● **EXERCISE TASK**:
Look through the lines below and extract any with the word "panel".

──────

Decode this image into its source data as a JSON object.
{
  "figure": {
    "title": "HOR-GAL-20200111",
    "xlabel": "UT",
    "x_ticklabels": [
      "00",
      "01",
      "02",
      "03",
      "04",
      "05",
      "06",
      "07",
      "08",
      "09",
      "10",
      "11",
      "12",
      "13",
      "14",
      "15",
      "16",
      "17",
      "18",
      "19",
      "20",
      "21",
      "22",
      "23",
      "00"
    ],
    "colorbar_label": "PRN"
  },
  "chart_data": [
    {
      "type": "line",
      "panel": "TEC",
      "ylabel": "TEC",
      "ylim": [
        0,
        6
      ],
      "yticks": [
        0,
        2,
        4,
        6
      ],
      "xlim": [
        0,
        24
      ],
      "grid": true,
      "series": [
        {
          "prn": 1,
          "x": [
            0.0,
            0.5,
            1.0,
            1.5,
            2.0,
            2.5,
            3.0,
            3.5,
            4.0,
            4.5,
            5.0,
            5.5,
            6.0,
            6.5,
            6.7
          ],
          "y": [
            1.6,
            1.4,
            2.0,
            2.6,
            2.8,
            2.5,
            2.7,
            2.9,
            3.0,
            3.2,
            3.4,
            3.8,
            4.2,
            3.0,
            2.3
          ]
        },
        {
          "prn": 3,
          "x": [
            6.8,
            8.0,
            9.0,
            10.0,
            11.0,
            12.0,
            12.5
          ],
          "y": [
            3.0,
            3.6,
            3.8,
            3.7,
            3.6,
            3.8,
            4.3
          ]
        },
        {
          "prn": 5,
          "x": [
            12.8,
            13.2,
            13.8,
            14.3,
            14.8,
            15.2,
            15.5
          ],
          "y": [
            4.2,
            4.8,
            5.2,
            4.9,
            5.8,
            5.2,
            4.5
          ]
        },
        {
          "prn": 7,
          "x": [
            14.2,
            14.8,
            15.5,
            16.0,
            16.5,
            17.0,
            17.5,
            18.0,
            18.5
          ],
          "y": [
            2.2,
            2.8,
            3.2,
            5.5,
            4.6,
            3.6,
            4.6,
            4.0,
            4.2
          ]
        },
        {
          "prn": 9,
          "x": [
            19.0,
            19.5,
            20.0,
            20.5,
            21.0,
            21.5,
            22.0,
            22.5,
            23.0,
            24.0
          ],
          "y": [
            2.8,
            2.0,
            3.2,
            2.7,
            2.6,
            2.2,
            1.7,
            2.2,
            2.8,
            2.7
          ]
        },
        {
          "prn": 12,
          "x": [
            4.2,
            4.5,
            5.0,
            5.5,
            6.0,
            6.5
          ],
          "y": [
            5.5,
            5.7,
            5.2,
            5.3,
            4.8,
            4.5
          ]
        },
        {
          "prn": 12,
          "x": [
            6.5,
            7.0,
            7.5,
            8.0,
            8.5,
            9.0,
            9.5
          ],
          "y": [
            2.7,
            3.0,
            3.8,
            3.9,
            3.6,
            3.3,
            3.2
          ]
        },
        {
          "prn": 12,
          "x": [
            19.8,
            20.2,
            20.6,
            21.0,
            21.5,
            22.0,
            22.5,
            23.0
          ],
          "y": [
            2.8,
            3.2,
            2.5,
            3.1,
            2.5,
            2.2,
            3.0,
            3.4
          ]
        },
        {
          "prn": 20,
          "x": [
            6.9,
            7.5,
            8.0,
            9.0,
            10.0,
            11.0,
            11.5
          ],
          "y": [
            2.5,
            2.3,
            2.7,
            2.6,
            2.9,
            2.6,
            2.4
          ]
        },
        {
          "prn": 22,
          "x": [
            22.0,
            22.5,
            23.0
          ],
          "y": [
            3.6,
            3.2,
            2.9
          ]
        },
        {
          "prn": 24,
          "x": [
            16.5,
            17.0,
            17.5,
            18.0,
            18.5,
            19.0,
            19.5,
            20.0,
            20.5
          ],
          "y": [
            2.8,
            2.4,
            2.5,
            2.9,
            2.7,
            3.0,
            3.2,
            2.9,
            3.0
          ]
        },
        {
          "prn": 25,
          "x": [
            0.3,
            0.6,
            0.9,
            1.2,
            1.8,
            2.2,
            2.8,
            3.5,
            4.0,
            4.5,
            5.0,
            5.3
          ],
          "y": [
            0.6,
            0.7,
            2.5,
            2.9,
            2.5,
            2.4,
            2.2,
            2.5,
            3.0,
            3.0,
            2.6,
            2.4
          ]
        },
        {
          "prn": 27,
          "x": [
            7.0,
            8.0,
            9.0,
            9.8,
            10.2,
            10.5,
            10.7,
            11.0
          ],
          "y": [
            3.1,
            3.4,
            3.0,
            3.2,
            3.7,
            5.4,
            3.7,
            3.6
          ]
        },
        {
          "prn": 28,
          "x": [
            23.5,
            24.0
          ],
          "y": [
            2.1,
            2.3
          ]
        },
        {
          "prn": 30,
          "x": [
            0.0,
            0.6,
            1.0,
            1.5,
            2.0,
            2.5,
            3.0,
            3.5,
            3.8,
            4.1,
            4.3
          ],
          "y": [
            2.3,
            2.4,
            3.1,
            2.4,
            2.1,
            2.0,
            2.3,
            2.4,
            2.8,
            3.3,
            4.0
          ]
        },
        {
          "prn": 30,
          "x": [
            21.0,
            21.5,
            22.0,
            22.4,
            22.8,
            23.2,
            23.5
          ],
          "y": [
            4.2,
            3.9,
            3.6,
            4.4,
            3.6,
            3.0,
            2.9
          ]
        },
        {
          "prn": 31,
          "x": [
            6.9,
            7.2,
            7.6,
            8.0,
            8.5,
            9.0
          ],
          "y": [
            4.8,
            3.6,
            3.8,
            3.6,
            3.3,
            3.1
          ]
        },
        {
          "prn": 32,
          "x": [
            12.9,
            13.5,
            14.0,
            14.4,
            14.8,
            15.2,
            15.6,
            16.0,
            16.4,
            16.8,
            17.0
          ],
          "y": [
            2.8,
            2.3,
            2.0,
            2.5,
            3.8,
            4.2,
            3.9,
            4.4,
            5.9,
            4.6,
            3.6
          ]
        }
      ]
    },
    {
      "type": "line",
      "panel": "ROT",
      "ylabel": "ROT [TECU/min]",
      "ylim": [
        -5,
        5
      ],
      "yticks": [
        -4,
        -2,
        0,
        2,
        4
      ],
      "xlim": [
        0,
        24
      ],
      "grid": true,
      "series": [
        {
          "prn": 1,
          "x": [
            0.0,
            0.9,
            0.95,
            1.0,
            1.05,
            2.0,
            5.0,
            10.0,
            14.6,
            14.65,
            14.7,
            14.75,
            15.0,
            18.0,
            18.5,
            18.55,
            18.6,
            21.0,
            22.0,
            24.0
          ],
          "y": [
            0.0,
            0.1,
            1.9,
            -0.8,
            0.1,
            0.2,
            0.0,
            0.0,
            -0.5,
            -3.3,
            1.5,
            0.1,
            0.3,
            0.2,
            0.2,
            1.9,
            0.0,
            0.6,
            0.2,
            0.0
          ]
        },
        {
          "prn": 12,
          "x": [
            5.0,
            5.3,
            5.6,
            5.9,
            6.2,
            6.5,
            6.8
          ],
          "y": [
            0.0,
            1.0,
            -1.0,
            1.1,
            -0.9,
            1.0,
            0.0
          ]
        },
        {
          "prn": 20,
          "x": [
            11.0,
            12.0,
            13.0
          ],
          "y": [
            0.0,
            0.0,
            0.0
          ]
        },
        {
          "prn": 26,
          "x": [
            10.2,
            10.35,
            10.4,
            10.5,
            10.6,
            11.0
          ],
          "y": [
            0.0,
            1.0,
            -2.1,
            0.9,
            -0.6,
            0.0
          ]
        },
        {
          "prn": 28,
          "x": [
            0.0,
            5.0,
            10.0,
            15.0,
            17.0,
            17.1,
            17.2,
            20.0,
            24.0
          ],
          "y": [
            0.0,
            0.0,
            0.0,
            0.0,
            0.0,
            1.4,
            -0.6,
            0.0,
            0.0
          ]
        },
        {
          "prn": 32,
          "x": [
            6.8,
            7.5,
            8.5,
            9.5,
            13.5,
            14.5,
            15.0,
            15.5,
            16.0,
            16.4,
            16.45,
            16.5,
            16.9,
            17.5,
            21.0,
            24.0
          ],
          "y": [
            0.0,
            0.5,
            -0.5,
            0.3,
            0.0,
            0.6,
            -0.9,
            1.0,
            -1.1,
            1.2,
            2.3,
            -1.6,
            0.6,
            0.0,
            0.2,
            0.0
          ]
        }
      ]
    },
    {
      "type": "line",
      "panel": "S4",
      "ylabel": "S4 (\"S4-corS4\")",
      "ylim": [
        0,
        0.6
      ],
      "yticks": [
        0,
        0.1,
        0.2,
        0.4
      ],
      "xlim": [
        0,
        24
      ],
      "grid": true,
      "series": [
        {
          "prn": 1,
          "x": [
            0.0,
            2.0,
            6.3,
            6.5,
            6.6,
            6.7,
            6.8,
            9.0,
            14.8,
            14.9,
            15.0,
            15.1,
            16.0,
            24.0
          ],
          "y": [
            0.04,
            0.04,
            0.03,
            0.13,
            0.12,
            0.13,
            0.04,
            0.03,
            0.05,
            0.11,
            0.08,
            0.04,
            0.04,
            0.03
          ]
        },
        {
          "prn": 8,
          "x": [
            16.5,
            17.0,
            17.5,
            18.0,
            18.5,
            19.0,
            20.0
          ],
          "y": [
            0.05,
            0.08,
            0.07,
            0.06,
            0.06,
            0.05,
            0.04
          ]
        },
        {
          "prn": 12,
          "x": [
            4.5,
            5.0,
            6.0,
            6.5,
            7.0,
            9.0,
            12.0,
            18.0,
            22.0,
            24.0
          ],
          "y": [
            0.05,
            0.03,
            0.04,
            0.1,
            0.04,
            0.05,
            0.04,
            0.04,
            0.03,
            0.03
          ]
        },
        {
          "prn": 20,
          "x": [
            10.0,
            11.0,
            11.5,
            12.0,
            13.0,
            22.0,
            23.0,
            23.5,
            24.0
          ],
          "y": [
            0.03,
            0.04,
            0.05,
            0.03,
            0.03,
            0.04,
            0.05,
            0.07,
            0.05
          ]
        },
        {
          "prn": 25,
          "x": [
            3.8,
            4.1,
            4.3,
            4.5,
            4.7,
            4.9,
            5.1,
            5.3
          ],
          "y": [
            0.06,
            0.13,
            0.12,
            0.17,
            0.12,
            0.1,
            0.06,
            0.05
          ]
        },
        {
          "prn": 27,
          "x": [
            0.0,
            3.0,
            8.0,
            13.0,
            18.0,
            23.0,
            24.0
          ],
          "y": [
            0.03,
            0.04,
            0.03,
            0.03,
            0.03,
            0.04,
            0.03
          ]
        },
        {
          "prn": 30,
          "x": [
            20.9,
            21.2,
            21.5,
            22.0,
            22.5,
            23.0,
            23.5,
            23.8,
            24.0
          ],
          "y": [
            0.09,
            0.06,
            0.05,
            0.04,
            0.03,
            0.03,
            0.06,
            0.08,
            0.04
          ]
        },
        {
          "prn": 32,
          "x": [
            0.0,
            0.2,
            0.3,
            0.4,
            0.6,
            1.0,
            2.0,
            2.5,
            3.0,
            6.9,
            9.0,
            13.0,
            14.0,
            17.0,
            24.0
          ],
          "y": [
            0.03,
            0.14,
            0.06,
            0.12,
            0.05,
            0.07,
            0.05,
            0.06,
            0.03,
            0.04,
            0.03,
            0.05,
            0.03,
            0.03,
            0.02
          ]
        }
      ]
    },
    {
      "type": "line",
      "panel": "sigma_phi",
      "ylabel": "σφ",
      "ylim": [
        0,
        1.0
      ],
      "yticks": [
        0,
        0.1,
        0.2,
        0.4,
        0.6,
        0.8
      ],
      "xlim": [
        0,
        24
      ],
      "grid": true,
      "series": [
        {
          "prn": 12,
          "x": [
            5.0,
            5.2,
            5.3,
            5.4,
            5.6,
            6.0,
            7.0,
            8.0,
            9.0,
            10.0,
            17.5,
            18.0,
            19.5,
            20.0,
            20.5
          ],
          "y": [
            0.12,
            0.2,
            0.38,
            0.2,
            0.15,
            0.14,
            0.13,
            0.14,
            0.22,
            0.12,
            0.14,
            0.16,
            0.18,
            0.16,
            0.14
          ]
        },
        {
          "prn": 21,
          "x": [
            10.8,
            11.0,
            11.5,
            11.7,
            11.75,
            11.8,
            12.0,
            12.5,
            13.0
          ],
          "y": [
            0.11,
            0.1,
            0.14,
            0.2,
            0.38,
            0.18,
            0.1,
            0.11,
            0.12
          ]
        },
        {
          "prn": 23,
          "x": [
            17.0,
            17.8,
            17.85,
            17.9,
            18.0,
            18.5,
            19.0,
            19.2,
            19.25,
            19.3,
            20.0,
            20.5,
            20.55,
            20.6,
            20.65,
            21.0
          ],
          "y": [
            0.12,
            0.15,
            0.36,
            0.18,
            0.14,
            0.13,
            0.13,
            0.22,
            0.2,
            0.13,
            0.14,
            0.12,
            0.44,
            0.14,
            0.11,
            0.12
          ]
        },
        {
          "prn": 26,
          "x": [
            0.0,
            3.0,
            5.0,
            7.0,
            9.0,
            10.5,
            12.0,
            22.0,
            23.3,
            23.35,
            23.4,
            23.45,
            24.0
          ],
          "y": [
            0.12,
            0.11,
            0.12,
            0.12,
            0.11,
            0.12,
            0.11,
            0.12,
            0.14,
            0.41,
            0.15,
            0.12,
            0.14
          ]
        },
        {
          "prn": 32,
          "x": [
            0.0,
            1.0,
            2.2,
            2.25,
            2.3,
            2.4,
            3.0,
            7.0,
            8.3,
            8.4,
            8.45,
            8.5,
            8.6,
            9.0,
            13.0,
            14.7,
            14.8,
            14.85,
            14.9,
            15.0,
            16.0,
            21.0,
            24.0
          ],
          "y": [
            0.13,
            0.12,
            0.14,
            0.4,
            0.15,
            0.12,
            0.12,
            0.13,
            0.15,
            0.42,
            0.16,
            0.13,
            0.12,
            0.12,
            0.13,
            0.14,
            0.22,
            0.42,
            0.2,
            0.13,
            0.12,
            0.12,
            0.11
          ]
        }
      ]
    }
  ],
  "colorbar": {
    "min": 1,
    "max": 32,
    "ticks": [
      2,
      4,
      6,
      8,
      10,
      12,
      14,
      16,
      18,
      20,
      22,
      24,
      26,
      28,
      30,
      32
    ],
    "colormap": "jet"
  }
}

──────

● **RESULT BELOW**:
      "panel": "TEC",
      "panel": "ROT",
      "panel": "S4",
      "panel": "sigma_phi",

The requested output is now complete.